» **Request**: Print every line of the records below verbatim, changing nothing.

» **Dataset**:

□ □ □ □ □ □ □

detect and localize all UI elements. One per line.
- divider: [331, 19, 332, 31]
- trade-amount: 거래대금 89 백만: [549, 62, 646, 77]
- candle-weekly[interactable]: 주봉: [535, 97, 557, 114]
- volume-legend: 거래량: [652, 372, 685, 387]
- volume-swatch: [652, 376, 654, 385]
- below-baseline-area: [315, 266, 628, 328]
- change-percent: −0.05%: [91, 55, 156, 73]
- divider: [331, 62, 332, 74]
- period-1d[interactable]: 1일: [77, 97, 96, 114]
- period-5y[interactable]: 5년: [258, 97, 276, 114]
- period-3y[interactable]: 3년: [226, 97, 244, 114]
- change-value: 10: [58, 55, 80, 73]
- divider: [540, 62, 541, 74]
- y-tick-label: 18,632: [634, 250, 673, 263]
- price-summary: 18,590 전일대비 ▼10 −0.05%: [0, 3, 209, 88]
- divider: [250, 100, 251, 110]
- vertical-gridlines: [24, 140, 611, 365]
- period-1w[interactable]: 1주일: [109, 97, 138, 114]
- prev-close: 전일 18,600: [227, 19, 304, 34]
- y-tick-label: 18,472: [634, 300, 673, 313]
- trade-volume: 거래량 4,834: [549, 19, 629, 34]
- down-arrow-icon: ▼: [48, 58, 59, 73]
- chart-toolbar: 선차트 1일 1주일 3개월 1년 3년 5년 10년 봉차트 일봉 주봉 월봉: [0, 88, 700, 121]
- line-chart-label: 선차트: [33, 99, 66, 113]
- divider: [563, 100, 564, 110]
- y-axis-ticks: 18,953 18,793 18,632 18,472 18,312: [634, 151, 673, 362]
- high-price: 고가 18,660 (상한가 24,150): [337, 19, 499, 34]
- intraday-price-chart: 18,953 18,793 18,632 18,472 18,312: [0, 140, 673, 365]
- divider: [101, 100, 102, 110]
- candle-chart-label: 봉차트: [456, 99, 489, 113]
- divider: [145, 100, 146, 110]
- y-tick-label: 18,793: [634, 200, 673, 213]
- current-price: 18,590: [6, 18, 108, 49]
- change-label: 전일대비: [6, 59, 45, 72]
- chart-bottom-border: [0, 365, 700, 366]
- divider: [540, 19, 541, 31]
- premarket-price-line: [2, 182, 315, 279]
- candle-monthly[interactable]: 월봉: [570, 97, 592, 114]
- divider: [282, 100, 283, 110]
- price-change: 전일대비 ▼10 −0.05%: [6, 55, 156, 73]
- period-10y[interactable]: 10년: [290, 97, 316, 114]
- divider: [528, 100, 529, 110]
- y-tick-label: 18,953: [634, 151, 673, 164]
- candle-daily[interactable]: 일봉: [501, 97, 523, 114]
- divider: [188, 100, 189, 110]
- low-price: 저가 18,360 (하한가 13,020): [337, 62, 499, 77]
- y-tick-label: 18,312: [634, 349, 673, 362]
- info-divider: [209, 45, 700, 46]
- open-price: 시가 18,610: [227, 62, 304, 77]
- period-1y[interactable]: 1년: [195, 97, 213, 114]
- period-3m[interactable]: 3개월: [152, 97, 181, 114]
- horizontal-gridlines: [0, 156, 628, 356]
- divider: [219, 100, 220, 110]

□ □ □ □ □ □ □

» **Response to this exercise**:
detect and localize all UI elements. One per line.
- divider: [331, 19, 332, 31]
- trade-amount: 거래대금 89 백만: [549, 62, 646, 77]
- candle-weekly[interactable]: 주봉: [535, 97, 557, 114]
- volume-legend: 거래량: [652, 372, 685, 387]
- volume-swatch: [652, 376, 654, 385]
- below-baseline-area: [315, 266, 628, 328]
- change-percent: −0.05%: [91, 55, 156, 73]
- divider: [331, 62, 332, 74]
- period-1d[interactable]: 1일: [77, 97, 96, 114]
- period-5y[interactable]: 5년: [258, 97, 276, 114]
- period-3y[interactable]: 3년: [226, 97, 244, 114]
- change-value: 10: [58, 55, 80, 73]
- divider: [540, 62, 541, 74]
- y-tick-label: 18,632: [634, 250, 673, 263]
- price-summary: 18,590 전일대비 ▼10 −0.05%: [0, 3, 209, 88]
- divider: [250, 100, 251, 110]
- vertical-gridlines: [24, 140, 611, 365]
- period-1w[interactable]: 1주일: [109, 97, 138, 114]
- prev-close: 전일 18,600: [227, 19, 304, 34]
- y-tick-label: 18,472: [634, 300, 673, 313]
- trade-volume: 거래량 4,834: [549, 19, 629, 34]
- down-arrow-icon: ▼: [48, 58, 59, 73]
- chart-toolbar: 선차트 1일 1주일 3개월 1년 3년 5년 10년 봉차트 일봉 주봉 월봉: [0, 88, 700, 121]
- line-chart-label: 선차트: [33, 99, 66, 113]
- divider: [563, 100, 564, 110]
- y-axis-ticks: 18,953 18,793 18,632 18,472 18,312: [634, 151, 673, 362]
- high-price: 고가 18,660 (상한가 24,150): [337, 19, 499, 34]
- intraday-price-chart: 18,953 18,793 18,632 18,472 18,312: [0, 140, 673, 365]
- divider: [101, 100, 102, 110]
- candle-chart-label: 봉차트: [456, 99, 489, 113]
- divider: [145, 100, 146, 110]
- y-tick-label: 18,793: [634, 200, 673, 213]
- current-price: 18,590: [6, 18, 108, 49]
- change-label: 전일대비: [6, 59, 45, 72]
- chart-bottom-border: [0, 365, 700, 366]
- divider: [540, 19, 541, 31]
- premarket-price-line: [2, 182, 315, 279]
- candle-monthly[interactable]: 월봉: [570, 97, 592, 114]
- divider: [282, 100, 283, 110]
- price-change: 전일대비 ▼10 −0.05%: [6, 55, 156, 73]
- period-10y[interactable]: 10년: [290, 97, 316, 114]
- divider: [528, 100, 529, 110]
- y-tick-label: 18,953: [634, 151, 673, 164]
- candle-daily[interactable]: 일봉: [501, 97, 523, 114]
- divider: [188, 100, 189, 110]
- low-price: 저가 18,360 (하한가 13,020): [337, 62, 499, 77]
- y-tick-label: 18,312: [634, 349, 673, 362]
- info-divider: [209, 45, 700, 46]
- open-price: 시가 18,610: [227, 62, 304, 77]
- period-1y[interactable]: 1년: [195, 97, 213, 114]
- period-3m[interactable]: 3개월: [152, 97, 181, 114]
- horizontal-gridlines: [0, 156, 628, 356]
- divider: [219, 100, 220, 110]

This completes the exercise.